_SUPPLIED MATERIAL_:
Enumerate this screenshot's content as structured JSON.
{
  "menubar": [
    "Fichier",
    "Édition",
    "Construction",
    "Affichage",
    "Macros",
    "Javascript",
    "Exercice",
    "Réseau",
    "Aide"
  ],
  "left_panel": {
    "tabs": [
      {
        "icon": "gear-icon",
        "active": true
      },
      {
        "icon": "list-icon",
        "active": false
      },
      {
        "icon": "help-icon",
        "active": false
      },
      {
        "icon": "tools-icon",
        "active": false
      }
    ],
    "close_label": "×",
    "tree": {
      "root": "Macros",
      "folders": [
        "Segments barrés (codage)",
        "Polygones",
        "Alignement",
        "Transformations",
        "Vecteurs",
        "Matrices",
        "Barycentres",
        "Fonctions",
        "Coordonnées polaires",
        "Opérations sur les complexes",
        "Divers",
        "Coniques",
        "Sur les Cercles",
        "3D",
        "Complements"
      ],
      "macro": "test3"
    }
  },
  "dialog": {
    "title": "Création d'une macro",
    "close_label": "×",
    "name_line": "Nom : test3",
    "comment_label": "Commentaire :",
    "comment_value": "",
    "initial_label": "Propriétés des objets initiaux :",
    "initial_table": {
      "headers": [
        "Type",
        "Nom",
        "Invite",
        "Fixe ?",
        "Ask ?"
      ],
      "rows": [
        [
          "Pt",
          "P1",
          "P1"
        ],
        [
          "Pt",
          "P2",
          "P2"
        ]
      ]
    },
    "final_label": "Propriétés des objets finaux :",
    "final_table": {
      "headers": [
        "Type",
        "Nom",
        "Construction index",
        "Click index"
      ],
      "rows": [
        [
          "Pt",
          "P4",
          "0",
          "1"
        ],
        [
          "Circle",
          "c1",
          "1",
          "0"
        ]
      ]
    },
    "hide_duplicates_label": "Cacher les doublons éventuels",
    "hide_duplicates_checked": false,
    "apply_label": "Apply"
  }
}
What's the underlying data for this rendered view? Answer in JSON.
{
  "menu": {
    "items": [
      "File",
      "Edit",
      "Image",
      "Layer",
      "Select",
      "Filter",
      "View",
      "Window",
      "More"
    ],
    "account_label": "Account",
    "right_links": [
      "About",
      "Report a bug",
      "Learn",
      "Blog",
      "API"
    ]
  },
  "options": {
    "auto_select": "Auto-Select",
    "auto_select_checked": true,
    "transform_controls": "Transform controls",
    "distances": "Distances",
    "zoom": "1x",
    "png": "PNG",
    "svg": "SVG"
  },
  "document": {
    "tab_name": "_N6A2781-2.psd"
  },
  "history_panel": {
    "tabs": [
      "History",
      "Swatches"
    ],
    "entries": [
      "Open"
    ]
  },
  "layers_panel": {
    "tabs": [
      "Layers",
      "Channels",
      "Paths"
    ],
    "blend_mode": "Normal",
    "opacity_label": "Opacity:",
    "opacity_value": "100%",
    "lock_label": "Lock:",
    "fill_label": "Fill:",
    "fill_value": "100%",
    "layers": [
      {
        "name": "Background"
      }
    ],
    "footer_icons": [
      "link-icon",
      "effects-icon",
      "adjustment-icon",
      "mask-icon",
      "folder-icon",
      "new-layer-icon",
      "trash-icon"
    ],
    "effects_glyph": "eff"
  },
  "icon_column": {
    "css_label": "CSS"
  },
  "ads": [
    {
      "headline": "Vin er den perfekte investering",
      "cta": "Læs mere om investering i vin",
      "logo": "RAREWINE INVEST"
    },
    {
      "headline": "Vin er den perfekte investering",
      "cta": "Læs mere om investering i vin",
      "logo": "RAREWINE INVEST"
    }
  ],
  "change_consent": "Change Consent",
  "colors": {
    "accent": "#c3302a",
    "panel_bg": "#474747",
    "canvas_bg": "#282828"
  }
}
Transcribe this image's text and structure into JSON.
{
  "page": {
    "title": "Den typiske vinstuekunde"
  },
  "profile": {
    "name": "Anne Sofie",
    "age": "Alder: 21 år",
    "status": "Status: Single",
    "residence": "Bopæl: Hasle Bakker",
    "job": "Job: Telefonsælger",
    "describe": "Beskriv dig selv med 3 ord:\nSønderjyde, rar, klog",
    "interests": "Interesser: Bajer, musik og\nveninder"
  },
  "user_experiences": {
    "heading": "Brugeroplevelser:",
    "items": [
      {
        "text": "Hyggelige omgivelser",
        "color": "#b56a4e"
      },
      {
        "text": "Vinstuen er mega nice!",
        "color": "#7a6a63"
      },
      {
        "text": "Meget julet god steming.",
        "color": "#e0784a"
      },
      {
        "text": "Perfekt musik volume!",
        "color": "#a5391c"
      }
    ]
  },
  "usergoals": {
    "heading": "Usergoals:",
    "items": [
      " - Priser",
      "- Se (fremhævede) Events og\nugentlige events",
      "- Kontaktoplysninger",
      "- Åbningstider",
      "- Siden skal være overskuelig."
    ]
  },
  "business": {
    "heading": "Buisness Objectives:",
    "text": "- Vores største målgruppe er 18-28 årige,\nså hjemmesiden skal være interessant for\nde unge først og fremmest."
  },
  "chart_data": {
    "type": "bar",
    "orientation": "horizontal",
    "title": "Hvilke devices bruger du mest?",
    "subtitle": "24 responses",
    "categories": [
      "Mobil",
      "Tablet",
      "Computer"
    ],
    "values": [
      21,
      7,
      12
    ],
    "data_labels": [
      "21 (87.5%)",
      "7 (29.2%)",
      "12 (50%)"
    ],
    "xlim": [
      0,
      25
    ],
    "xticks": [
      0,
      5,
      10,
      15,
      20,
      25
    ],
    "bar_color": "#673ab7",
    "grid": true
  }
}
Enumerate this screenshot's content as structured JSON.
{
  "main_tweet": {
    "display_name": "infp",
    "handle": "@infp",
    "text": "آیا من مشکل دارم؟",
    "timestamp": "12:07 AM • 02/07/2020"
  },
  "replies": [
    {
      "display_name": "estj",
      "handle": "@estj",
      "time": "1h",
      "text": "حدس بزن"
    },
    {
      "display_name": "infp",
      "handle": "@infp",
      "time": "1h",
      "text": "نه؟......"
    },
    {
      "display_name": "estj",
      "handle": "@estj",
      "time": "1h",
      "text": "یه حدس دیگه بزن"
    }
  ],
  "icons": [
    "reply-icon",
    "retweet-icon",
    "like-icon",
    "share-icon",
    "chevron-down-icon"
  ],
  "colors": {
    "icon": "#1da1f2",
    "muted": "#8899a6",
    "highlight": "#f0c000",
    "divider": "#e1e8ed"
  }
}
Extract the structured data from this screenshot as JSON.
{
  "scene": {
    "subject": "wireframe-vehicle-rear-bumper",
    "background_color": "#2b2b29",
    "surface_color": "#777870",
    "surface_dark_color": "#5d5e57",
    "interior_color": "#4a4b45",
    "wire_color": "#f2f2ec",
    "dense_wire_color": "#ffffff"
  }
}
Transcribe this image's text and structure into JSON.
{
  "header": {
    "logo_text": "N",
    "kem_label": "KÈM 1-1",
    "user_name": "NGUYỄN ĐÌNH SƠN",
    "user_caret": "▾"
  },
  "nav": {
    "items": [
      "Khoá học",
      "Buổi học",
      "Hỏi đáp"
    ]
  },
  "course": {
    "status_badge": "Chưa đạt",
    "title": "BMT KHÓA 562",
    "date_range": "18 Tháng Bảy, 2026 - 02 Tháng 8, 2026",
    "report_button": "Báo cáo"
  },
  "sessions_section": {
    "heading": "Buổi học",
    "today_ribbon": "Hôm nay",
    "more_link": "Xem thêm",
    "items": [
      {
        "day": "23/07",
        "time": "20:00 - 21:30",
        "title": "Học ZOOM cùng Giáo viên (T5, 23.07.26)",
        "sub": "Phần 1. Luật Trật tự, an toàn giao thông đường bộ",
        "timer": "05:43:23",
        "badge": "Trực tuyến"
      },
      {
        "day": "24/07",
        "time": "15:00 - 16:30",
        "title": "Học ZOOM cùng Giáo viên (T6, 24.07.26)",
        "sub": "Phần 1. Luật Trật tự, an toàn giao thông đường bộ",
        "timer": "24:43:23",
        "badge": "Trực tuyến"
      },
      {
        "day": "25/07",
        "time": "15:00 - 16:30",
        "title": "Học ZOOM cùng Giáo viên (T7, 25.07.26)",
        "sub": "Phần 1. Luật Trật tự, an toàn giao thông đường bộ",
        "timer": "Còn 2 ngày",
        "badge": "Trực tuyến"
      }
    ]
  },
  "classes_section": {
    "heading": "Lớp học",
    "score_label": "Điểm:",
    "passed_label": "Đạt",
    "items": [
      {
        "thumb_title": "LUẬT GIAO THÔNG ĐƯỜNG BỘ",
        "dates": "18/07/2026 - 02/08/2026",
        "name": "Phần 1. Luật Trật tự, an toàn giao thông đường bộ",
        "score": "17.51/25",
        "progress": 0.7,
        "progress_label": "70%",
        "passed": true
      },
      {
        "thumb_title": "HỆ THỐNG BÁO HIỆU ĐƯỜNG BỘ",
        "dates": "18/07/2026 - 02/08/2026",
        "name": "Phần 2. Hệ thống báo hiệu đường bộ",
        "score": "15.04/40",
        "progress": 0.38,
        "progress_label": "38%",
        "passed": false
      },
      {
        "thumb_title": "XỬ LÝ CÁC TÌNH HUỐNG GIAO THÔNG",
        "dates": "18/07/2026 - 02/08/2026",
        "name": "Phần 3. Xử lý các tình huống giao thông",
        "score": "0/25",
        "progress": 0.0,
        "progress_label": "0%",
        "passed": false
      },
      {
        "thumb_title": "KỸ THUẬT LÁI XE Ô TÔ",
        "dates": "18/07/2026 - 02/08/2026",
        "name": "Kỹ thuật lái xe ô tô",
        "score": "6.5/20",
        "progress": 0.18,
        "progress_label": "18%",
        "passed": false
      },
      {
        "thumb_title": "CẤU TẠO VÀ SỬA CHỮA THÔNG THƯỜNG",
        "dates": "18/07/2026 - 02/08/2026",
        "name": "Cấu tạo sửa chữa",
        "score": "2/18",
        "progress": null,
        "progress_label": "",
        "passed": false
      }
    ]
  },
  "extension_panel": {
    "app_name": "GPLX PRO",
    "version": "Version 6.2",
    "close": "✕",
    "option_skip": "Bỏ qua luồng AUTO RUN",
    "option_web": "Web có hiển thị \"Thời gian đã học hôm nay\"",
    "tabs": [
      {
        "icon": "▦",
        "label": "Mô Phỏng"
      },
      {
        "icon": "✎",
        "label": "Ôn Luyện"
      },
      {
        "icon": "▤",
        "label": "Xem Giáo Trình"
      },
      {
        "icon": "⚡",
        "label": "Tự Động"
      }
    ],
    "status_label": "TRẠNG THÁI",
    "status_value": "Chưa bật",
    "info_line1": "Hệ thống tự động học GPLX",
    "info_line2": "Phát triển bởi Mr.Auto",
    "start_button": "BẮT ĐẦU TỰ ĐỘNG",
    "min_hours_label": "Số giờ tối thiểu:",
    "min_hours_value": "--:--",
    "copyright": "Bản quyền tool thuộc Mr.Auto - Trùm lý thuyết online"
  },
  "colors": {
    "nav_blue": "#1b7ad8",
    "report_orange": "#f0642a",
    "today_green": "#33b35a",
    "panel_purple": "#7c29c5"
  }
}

_WHAT YOU ARE ASKED TO DO_: Where a line in the material contains "Chưa", copy that line.

_FULL SOLUTION_:
    "status_badge": "Chưa đạt",
    "status_value": "Chưa bật",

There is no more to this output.